Material provided:
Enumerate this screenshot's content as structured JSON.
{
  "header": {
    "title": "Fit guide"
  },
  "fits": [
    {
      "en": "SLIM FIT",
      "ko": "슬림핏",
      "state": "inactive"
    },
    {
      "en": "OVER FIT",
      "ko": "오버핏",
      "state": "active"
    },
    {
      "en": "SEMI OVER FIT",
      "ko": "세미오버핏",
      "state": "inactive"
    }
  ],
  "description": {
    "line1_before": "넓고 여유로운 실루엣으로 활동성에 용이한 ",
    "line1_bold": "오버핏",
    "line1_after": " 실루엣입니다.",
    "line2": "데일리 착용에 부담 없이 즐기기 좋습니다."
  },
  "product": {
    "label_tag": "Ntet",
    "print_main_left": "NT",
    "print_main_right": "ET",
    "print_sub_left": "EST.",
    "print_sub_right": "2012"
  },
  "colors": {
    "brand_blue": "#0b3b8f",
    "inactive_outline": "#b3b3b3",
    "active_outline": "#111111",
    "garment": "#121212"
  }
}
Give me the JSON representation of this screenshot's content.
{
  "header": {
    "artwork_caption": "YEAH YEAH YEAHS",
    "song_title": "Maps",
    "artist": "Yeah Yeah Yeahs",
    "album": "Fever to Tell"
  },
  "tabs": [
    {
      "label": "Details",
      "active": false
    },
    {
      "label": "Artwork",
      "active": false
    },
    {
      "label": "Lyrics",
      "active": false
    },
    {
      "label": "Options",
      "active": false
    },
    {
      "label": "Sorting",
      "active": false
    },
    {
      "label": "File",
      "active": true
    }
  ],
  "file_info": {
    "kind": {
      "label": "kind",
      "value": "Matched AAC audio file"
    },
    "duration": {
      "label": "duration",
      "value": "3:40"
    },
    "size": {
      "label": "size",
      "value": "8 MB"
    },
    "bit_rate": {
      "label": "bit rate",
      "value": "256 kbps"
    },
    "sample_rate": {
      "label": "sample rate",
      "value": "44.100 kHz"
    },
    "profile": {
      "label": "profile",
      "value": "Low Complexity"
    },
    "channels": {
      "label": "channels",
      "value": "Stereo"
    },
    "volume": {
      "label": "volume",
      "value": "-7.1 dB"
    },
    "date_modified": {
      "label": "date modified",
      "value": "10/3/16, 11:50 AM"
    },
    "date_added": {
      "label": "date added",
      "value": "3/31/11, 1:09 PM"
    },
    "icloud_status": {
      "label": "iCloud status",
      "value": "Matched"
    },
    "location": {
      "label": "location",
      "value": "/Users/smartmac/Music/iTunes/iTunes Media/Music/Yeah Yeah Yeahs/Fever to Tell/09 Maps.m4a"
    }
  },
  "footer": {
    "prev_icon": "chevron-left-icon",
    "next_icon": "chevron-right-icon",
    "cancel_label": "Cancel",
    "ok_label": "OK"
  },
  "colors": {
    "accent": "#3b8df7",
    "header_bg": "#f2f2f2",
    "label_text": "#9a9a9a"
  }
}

Exercise:
Reproduce the entries above exactly.

Task output:
Enumerate this screenshot's content as structured JSON.
{
  "header": {
    "title": "Fit guide"
  },
  "fits": [
    {
      "en": "SLIM FIT",
      "ko": "슬림핏",
      "state": "inactive"
    },
    {
      "en": "OVER FIT",
      "ko": "오버핏",
      "state": "active"
    },
    {
      "en": "SEMI OVER FIT",
      "ko": "세미오버핏",
      "state": "inactive"
    }
  ],
  "description": {
    "line1_before": "넓고 여유로운 실루엣으로 활동성에 용이한 ",
    "line1_bold": "오버핏",
    "line1_after": " 실루엣입니다.",
    "line2": "데일리 착용에 부담 없이 즐기기 좋습니다."
  },
  "product": {
    "label_tag": "Ntet",
    "print_main_left": "NT",
    "print_main_right": "ET",
    "print_sub_left": "EST.",
    "print_sub_right": "2012"
  },
  "colors": {
    "brand_blue": "#0b3b8f",
    "inactive_outline": "#b3b3b3",
    "active_outline": "#111111",
    "garment": "#121212"
  }
}
Give me the JSON representation of this screenshot's content.
{
  "header": {
    "artwork_caption": "YEAH YEAH YEAHS",
    "song_title": "Maps",
    "artist": "Yeah Yeah Yeahs",
    "album": "Fever to Tell"
  },
  "tabs": [
    {
      "label": "Details",
      "active": false
    },
    {
      "label": "Artwork",
      "active": false
    },
    {
      "label": "Lyrics",
      "active": false
    },
    {
      "label": "Options",
      "active": false
    },
    {
      "label": "Sorting",
      "active": false
    },
    {
      "label": "File",
      "active": true
    }
  ],
  "file_info": {
    "kind": {
      "label": "kind",
      "value": "Matched AAC audio file"
    },
    "duration": {
      "label": "duration",
      "value": "3:40"
    },
    "size": {
      "label": "size",
      "value": "8 MB"
    },
    "bit_rate": {
      "label": "bit rate",
      "value": "256 kbps"
    },
    "sample_rate": {
      "label": "sample rate",
      "value": "44.100 kHz"
    },
    "profile": {
      "label": "profile",
      "value": "Low Complexity"
    },
    "channels": {
      "label": "channels",
      "value": "Stereo"
    },
    "volume": {
      "label": "volume",
      "value": "-7.1 dB"
    },
    "date_modified": {
      "label": "date modified",
      "value": "10/3/16, 11:50 AM"
    },
    "date_added": {
      "label": "date added",
      "value": "3/31/11, 1:09 PM"
    },
    "icloud_status": {
      "label": "iCloud status",
      "value": "Matched"
    },
    "location": {
      "label": "location",
      "value": "/Users/smartmac/Music/iTunes/iTunes Media/Music/Yeah Yeah Yeahs/Fever to Tell/09 Maps.m4a"
    }
  },
  "footer": {
    "prev_icon": "chevron-left-icon",
    "next_icon": "chevron-right-icon",
    "cancel_label": "Cancel",
    "ok_label": "OK"
  },
  "colors": {
    "accent": "#3b8df7",
    "header_bg": "#f2f2f2",
    "label_text": "#9a9a9a"
  }
}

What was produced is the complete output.